Objective:
Please copy out the items below word for word, starting from the first one and continuing up to and including the line that contains "x-tick-label: 250 bbox=[488, 408, 517, 426]".
* * * *
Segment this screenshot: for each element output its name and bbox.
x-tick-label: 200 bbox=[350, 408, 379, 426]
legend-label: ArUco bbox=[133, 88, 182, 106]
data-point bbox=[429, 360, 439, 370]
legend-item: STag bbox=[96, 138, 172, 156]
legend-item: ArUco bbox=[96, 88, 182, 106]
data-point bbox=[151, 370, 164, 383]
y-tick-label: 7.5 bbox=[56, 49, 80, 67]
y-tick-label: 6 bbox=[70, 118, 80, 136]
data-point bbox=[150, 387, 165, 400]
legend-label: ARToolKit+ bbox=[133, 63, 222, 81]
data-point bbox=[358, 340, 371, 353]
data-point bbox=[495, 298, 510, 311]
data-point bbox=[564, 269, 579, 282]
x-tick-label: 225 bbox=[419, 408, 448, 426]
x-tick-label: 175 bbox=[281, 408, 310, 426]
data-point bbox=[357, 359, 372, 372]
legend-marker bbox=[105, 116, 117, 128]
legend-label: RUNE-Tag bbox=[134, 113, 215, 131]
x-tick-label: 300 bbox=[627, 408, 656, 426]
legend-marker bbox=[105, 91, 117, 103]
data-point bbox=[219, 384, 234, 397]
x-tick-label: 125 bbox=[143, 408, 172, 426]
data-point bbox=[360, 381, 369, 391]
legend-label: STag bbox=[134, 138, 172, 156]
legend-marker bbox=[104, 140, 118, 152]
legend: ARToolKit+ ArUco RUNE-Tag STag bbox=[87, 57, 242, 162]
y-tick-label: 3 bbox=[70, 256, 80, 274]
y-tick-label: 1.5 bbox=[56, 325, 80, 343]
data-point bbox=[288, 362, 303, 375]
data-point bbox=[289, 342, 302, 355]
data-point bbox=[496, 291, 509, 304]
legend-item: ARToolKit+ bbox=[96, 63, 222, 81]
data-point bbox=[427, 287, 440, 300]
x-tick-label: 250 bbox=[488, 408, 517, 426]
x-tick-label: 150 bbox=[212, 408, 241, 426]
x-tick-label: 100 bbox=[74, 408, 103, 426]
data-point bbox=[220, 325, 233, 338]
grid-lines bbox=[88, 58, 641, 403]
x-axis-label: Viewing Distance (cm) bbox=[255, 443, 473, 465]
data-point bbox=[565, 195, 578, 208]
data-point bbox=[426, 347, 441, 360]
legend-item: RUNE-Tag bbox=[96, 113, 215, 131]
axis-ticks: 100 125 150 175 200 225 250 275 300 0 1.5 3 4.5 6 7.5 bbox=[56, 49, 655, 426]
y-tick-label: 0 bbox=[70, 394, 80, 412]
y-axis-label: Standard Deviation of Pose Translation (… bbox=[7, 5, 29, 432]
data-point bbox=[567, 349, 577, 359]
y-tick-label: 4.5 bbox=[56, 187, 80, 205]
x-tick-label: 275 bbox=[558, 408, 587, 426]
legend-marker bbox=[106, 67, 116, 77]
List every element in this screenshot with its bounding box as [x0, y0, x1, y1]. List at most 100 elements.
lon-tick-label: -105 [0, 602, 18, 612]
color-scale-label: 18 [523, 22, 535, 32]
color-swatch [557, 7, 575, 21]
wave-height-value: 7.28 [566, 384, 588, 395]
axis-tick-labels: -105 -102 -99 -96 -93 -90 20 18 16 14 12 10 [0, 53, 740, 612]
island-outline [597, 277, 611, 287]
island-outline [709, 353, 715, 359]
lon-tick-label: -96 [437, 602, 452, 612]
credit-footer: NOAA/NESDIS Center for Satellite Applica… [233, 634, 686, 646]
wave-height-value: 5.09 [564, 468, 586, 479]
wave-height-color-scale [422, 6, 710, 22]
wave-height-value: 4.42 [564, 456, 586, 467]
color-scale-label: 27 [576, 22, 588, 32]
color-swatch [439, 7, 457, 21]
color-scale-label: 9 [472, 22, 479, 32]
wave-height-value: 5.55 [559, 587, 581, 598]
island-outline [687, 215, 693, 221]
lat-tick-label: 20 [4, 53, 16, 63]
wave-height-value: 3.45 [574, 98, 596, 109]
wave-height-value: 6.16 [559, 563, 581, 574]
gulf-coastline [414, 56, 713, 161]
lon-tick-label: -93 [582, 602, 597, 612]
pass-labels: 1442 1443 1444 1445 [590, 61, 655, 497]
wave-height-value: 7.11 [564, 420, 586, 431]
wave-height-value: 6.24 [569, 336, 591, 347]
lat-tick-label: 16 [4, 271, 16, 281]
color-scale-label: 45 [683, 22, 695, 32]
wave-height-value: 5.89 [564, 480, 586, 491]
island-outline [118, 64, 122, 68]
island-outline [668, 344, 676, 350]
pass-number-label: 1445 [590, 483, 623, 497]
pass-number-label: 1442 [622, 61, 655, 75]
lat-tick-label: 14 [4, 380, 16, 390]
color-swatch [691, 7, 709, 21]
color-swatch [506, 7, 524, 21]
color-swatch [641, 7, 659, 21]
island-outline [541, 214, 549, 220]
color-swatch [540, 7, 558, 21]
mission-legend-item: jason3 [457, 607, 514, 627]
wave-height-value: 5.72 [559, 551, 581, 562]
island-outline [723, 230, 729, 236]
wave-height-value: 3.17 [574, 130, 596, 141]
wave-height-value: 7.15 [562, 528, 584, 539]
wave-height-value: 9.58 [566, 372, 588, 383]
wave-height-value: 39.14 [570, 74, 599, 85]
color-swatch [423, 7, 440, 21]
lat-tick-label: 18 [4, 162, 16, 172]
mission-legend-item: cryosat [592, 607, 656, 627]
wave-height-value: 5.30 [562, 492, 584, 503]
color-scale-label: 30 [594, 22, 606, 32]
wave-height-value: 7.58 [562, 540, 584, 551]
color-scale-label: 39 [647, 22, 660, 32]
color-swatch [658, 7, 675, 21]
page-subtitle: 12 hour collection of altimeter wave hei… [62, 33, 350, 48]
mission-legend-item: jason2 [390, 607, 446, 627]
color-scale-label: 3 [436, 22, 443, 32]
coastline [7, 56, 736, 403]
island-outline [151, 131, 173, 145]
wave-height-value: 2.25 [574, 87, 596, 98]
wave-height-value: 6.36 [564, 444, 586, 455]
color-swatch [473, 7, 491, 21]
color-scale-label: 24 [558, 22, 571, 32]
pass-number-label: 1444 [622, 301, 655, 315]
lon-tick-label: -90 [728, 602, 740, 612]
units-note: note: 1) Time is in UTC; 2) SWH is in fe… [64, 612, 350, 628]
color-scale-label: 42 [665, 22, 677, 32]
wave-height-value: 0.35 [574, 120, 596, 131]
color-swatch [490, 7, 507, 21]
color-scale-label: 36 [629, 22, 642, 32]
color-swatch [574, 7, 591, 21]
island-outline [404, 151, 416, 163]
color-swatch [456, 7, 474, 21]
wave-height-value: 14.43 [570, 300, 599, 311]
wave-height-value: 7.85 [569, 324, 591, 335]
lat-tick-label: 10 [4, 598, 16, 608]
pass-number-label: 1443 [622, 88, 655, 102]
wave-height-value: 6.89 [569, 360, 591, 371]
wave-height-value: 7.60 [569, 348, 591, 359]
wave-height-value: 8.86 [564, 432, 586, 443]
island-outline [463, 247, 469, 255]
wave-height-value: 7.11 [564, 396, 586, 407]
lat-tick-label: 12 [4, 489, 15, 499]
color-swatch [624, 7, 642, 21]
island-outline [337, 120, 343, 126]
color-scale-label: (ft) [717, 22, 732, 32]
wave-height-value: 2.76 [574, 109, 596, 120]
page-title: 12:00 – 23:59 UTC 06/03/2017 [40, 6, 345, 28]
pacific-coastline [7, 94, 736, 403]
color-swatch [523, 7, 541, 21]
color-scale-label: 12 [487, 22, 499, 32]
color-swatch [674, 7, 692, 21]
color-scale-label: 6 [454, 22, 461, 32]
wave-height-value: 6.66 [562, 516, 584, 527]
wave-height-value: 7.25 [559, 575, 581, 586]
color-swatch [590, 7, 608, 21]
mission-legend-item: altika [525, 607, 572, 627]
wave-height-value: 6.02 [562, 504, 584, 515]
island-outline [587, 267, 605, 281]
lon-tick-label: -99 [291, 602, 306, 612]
* * * *
Problem solution:
Segment this screenshot: for each element output its name and bbox.
x-tick-label: 200 bbox=[350, 408, 379, 426]
legend-label: ArUco bbox=[133, 88, 182, 106]
data-point bbox=[429, 360, 439, 370]
legend-item: STag bbox=[96, 138, 172, 156]
legend-item: ArUco bbox=[96, 88, 182, 106]
data-point bbox=[151, 370, 164, 383]
y-tick-label: 7.5 bbox=[56, 49, 80, 67]
y-tick-label: 6 bbox=[70, 118, 80, 136]
data-point bbox=[150, 387, 165, 400]
legend-label: ARToolKit+ bbox=[133, 63, 222, 81]
data-point bbox=[358, 340, 371, 353]
data-point bbox=[495, 298, 510, 311]
data-point bbox=[564, 269, 579, 282]
x-tick-label: 225 bbox=[419, 408, 448, 426]
x-tick-label: 175 bbox=[281, 408, 310, 426]
data-point bbox=[357, 359, 372, 372]
legend-marker bbox=[105, 116, 117, 128]
legend-label: RUNE-Tag bbox=[134, 113, 215, 131]
x-tick-label: 300 bbox=[627, 408, 656, 426]
legend-marker bbox=[105, 91, 117, 103]
data-point bbox=[219, 384, 234, 397]
x-tick-label: 125 bbox=[143, 408, 172, 426]
data-point bbox=[360, 381, 369, 391]
legend-label: STag bbox=[134, 138, 172, 156]
legend-marker bbox=[104, 140, 118, 152]
legend: ARToolKit+ ArUco RUNE-Tag STag bbox=[87, 57, 242, 162]
y-tick-label: 3 bbox=[70, 256, 80, 274]
y-tick-label: 1.5 bbox=[56, 325, 80, 343]
data-point bbox=[288, 362, 303, 375]
data-point bbox=[289, 342, 302, 355]
data-point bbox=[496, 291, 509, 304]
legend-item: ARToolKit+ bbox=[96, 63, 222, 81]
data-point bbox=[427, 287, 440, 300]
x-tick-label: 250 bbox=[488, 408, 517, 426]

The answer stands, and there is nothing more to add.